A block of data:
━━━

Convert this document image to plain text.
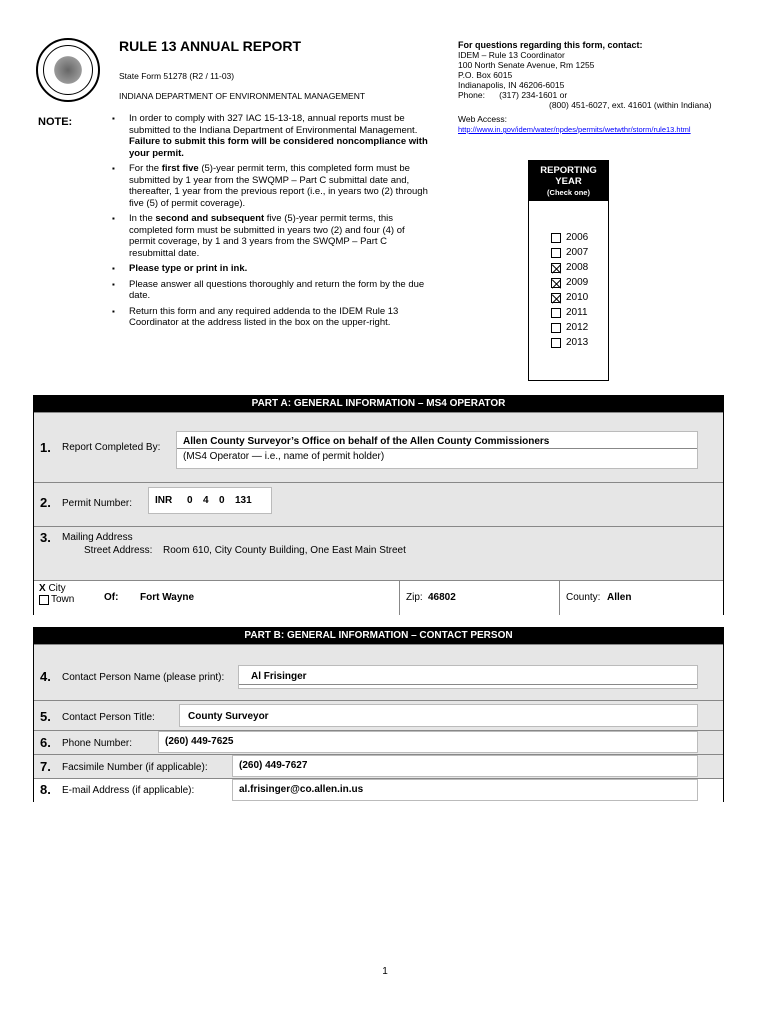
RULE 13 ANNUAL REPORT
State Form 51278 (R2 / 11-03)
INDIANA DEPARTMENT OF ENVIRONMENTAL MANAGEMENT
For questions regarding this form, contact:
IDEM – Rule 13 Coordinator
100 North Senate Avenue, Rm 1255
P.O. Box 6015
Indianapolis, IN 46206-6015
Phone: (317) 234-1601 or
(800) 451-6027, ext. 41601 (within Indiana)
Web Access:
http://www.in.gov/idem/water/npdes/permits/wetwthr/storm/rule13.html
NOTE:	▪ In order to comply with 327 IAC 15-13-18, annual reports must be submitted to the Indiana Department of Environmental Management. Failure to submit this form will be considered noncompliance with your permit.
▪ For the first five (5)-year permit term, this completed form must be submitted by 1 year from the SWQMP – Part C submittal date and, thereafter, 1 year from the previous report (i.e., in years two (2) through five (5) of permit coverage).
▪ In the second and subsequent five (5)-year permit terms, this completed form must be submitted in years two (2) and four (4) of permit coverage, by 1 and 3 years from the SWQMP – Part C resubmittal date.
▪ Please type or print in ink.
▪ Please answer all questions thoroughly and return the form by the due date.
▪ Return this form and any required addenda to the IDEM Rule 13 Coordinator at the address listed in the box on the upper-right.
REPORTING
YEAR
(Check one)
2006
2007
2008
2009
2010
2011
2012
2013
PART A: GENERAL INFORMATION – MS4 OPERATOR
1. Report Completed By:
Allen County Surveyor’s Office on behalf of the Allen County Commissioners
(MS4 Operator — i.e., name of permit holder)
2. Permit Number: INR	0	4	0	131
3. Mailing Address
Street Address: Room 610, City County Building, One East Main Street
X City
Town	Of: Fort Wayne	Zip: 46802	County: Allen
PART B: GENERAL INFORMATION – CONTACT PERSON
4. Contact Person Name (please print):	Al Frisinger
5. Contact Person Title:	County Surveyor
6. Phone Number:	(260) 449-7625
7. Facsimile Number (if applicable):	(260) 449-7627
8. E-mail Address (if applicable):	al.frisinger@co.allen.in.us
1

━━━

• [Task]: Copy every line of the listing that contains the word "City".

• [Task response]:
Street Address: Room 610, City County Building, One East Main Street
X City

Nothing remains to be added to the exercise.